**文档片段**

回调函数如何传参?
2018-10-31 本文已影响260人
ThomasYoungK
我有一个带参数的callback,如何把参数传递给callback呢?
// callback function
function tryMe (param1, param2) {
alert (param1 + " and " + param2);
}
我从stackoverflow中看到几个非常漂亮的答案:https://stackoverflow.com/questions/3458553/javascript-passing-parameters-to-a-callback-function
法一:在callback函数tryMe外面封装一个无参的匿名函数,在匿名函数内部显示调用参数:
// callback function
function tryMe (param1, param2) {
alert (param1 + " and " + param2);
}
// callback executer
function callbackTester (callback) {
callback();
}
// test function
callbackTester (function() {
tryMe("hello", "goodbye");
});
法二:类似法一,不过匿名函数保留一个参数,供调用函数callbackTester在调用匿名函数时,由callbackTester决定传什么参数进去。
// callback function
function tryMe (param1, param2, param3) {
alert (param1 + " and " + param2 + " " + param3);
}
// callback executer
function callbackTester (callback) {
//this is the more obivous scenario as we use callback function
//only when we have some missing value
//get this data from ajax or compute
var extraParam = "this data was missing" ;
//call the callback when we have the data
callback(extraParam);
}
// test function
callbackTester (function(k) {
tryMe("hello", "goodbye", k);
});

**待完成**
把上面这篇讲回调函数传参的文章从头到尾一字不差地重复一遍。

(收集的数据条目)
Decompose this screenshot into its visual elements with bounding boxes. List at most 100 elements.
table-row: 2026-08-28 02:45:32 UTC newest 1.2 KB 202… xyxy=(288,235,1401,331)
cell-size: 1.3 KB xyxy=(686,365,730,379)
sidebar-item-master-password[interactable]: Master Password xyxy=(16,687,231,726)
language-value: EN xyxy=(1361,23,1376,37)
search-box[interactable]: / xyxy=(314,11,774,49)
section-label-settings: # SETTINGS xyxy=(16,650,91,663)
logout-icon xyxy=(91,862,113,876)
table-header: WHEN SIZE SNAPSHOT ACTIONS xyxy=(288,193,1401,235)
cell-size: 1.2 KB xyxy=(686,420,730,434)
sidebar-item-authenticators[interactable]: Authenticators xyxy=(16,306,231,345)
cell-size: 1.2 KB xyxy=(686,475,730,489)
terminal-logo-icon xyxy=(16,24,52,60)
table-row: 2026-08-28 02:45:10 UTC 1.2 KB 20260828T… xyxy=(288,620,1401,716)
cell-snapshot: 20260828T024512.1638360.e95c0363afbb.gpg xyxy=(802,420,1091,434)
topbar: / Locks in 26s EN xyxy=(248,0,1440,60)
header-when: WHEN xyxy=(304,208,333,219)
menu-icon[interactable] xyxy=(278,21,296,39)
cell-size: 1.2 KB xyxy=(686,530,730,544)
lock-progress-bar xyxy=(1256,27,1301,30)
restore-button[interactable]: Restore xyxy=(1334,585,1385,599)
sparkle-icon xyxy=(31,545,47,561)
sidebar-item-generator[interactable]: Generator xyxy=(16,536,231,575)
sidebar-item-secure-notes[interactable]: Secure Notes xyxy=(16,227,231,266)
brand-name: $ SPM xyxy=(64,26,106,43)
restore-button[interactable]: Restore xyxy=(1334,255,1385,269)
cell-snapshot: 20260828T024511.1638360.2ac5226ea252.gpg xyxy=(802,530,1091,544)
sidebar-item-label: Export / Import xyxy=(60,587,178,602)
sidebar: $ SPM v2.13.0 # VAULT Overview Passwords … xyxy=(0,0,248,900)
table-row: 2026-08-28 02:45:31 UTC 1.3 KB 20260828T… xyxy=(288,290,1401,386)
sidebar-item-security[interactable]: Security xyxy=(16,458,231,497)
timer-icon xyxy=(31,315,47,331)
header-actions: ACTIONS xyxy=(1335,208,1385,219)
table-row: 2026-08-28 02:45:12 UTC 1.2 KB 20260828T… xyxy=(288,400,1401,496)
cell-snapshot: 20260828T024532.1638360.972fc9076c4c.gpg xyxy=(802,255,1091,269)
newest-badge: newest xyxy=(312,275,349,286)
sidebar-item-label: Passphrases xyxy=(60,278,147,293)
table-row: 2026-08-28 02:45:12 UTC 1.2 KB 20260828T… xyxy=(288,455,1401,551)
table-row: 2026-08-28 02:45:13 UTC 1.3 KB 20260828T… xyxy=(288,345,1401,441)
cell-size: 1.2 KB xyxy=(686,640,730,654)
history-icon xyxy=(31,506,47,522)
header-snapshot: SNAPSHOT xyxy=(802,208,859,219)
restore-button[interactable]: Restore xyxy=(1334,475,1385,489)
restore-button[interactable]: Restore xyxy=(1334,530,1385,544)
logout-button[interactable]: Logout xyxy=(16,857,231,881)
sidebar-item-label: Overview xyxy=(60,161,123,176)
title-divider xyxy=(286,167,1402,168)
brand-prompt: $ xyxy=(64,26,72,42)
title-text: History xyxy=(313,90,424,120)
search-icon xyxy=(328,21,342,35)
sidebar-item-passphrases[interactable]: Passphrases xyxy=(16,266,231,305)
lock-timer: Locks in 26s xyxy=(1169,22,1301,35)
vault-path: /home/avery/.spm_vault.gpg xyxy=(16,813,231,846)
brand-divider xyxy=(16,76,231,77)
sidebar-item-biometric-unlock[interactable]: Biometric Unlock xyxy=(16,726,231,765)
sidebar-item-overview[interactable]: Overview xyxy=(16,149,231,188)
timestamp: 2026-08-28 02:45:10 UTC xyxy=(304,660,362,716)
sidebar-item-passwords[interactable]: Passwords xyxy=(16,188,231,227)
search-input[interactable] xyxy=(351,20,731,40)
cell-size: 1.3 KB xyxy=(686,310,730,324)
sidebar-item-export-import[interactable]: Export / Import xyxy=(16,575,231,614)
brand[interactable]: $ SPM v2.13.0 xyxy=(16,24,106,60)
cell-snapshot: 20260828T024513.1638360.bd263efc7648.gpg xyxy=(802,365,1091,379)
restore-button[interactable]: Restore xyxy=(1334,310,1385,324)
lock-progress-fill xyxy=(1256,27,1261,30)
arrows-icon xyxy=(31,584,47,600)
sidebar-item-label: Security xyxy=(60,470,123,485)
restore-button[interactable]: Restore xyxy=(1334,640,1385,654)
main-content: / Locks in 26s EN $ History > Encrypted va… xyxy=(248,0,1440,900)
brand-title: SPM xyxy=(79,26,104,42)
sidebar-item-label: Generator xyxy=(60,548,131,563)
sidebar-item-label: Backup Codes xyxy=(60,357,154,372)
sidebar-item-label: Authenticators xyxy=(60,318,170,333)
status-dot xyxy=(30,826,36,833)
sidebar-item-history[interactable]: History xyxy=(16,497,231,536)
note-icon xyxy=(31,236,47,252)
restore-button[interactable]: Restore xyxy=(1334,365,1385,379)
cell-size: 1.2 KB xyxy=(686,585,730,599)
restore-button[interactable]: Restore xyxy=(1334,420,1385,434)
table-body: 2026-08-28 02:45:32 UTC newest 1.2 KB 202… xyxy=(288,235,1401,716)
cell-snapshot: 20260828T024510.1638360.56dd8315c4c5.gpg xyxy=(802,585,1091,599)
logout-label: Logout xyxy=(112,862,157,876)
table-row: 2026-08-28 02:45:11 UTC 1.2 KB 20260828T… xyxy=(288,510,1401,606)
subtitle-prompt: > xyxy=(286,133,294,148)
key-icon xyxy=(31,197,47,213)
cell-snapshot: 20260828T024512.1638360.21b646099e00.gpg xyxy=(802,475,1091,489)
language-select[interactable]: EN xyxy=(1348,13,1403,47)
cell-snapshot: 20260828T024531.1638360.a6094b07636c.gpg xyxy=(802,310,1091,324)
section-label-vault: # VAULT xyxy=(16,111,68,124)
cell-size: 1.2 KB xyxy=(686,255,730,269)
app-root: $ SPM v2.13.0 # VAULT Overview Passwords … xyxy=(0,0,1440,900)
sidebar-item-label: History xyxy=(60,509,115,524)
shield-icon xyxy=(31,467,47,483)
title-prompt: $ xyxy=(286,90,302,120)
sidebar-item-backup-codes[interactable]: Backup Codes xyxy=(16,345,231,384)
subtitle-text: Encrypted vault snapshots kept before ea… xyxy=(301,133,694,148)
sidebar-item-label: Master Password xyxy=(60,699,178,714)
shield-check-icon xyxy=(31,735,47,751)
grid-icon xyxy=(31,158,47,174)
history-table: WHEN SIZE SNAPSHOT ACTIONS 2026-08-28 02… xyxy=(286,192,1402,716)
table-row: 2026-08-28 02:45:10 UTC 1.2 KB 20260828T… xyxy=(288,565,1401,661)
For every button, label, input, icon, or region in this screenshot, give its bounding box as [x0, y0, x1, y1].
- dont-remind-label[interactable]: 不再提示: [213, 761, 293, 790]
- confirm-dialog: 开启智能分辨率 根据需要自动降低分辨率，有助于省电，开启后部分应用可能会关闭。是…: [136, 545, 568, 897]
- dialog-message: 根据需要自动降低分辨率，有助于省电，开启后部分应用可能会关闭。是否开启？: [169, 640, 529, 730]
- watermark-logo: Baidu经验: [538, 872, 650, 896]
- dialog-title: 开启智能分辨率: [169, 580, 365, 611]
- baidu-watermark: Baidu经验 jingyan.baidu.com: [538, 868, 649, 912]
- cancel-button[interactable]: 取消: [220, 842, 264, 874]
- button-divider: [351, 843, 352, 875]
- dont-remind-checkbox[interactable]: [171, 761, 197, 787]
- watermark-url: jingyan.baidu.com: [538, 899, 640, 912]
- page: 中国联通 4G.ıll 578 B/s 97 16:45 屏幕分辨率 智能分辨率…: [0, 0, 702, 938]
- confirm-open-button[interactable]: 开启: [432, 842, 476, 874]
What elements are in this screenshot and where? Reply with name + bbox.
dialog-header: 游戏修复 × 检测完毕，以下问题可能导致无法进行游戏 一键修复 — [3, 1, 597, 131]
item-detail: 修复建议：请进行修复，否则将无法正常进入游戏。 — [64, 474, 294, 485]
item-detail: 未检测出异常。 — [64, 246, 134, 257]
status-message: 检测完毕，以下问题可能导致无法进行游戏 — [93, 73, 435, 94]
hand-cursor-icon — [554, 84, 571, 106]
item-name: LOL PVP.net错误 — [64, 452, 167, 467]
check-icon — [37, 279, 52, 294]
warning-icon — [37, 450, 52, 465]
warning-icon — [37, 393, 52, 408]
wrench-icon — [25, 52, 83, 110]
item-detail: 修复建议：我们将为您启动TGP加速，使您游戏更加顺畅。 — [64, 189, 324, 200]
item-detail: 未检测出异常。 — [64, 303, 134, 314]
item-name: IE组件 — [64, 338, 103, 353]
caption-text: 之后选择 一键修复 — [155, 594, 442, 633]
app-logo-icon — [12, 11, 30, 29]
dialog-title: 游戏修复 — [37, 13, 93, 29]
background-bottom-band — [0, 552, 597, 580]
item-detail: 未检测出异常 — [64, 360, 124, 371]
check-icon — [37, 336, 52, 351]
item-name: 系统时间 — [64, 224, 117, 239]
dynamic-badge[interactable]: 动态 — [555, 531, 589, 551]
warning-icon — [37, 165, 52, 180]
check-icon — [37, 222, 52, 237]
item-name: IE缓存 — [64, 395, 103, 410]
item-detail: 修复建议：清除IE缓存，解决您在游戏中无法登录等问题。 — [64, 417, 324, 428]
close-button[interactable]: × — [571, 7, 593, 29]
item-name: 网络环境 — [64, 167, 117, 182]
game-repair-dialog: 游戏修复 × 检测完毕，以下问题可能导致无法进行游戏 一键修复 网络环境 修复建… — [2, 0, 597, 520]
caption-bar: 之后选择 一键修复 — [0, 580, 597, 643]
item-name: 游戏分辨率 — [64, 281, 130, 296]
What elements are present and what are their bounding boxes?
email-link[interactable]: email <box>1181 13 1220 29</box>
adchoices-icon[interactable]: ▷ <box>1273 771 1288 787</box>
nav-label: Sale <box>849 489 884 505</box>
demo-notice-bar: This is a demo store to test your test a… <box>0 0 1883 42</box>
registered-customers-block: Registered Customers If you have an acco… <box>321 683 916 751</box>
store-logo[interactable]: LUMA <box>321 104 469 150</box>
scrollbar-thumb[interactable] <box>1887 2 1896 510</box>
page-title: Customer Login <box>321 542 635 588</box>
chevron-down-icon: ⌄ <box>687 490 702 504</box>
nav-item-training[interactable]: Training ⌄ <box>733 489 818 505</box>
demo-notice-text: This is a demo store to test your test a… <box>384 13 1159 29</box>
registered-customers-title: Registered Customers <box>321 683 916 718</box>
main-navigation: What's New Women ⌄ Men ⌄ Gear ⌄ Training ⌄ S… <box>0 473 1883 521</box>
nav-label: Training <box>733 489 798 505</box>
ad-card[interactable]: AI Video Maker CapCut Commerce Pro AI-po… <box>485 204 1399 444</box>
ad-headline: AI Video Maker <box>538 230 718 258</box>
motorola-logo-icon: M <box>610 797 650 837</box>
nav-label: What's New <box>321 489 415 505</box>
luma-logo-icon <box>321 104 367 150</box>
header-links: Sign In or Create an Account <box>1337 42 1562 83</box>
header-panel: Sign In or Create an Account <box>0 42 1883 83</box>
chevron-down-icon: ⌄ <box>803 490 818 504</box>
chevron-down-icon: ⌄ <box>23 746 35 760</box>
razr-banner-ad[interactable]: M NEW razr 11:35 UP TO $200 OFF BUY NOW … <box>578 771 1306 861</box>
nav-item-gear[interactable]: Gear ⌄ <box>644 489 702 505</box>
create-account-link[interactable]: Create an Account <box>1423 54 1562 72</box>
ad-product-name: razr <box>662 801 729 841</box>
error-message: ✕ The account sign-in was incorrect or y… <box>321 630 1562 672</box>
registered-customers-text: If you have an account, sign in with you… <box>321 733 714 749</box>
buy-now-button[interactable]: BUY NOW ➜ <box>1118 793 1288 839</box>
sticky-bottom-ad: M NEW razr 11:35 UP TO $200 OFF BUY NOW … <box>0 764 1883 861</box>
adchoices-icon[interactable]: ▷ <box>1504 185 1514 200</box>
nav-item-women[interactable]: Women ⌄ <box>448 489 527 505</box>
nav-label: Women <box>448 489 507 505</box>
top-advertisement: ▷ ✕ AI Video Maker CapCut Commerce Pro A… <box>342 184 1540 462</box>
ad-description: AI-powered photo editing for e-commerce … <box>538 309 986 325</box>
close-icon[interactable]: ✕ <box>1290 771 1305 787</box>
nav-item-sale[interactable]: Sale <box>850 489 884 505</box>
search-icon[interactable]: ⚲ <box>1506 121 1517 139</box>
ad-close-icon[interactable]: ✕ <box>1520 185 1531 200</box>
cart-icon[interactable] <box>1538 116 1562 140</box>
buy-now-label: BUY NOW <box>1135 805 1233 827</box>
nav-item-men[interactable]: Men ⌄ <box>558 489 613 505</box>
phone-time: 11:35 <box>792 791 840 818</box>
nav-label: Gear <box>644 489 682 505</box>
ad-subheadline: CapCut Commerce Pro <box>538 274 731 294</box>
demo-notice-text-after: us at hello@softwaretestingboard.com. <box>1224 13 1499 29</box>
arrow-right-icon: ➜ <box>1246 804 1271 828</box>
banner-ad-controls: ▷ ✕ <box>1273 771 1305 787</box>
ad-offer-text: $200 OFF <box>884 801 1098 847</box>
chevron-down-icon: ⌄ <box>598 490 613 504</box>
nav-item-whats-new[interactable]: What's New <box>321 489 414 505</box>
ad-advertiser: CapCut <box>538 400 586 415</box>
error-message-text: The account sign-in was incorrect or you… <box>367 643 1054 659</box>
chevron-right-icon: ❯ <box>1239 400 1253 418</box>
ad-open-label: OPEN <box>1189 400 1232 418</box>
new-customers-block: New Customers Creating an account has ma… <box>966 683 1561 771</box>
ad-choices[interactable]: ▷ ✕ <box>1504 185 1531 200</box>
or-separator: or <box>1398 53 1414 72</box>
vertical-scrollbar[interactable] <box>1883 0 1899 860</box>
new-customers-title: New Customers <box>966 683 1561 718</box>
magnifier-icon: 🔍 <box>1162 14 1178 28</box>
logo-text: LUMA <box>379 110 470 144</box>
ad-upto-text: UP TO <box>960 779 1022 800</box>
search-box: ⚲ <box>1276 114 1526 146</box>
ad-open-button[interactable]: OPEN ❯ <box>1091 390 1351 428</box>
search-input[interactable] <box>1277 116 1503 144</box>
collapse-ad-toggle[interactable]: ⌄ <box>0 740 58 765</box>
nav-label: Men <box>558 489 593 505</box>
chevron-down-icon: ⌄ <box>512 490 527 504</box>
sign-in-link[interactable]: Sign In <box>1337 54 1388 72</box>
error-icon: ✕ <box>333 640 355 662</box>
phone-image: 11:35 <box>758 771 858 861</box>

**本题答案**
回调函数如何传参?
2018-10-31 本文已影响260人
ThomasYoungK
我有一个带参数的callback,如何把参数传递给callback呢?
// callback function
function tryMe (param1, param2) {
alert (param1 + " and " + param2);
}
我从stackoverflow中看到几个非常漂亮的答案:https://stackoverflow.com/questions/3458553/javascript-passing-parameters-to-a-callback-function
法一:在callback函数tryMe外面封装一个无参的匿名函数,在匿名函数内部显示调用参数:
// callback function
function tryMe (param1, param2) {
alert (param1 + " and " + param2);
}
// callback executer
function callbackTester (callback) {
callback();
}
// test function
callbackTester (function() {
tryMe("hello", "goodbye");
});
法二:类似法一,不过匿名函数保留一个参数,供调用函数callbackTester在调用匿名函数时,由callbackTester决定传什么参数进去。
// callback function
function tryMe (param1, param2, param3) {
alert (param1 + " and " + param2 + " " + param3);
}
// callback executer
function callbackTester (callback) {
//this is the more obivous scenario as we use callback function
//only when we have some missing value
//get this data from ajax or compute
var extraParam = "this data was missing" ;
//call the callback when we have the data
callback(extraParam);
}
// test function
callbackTester (function(k) {
tryMe("hello", "goodbye", k);
});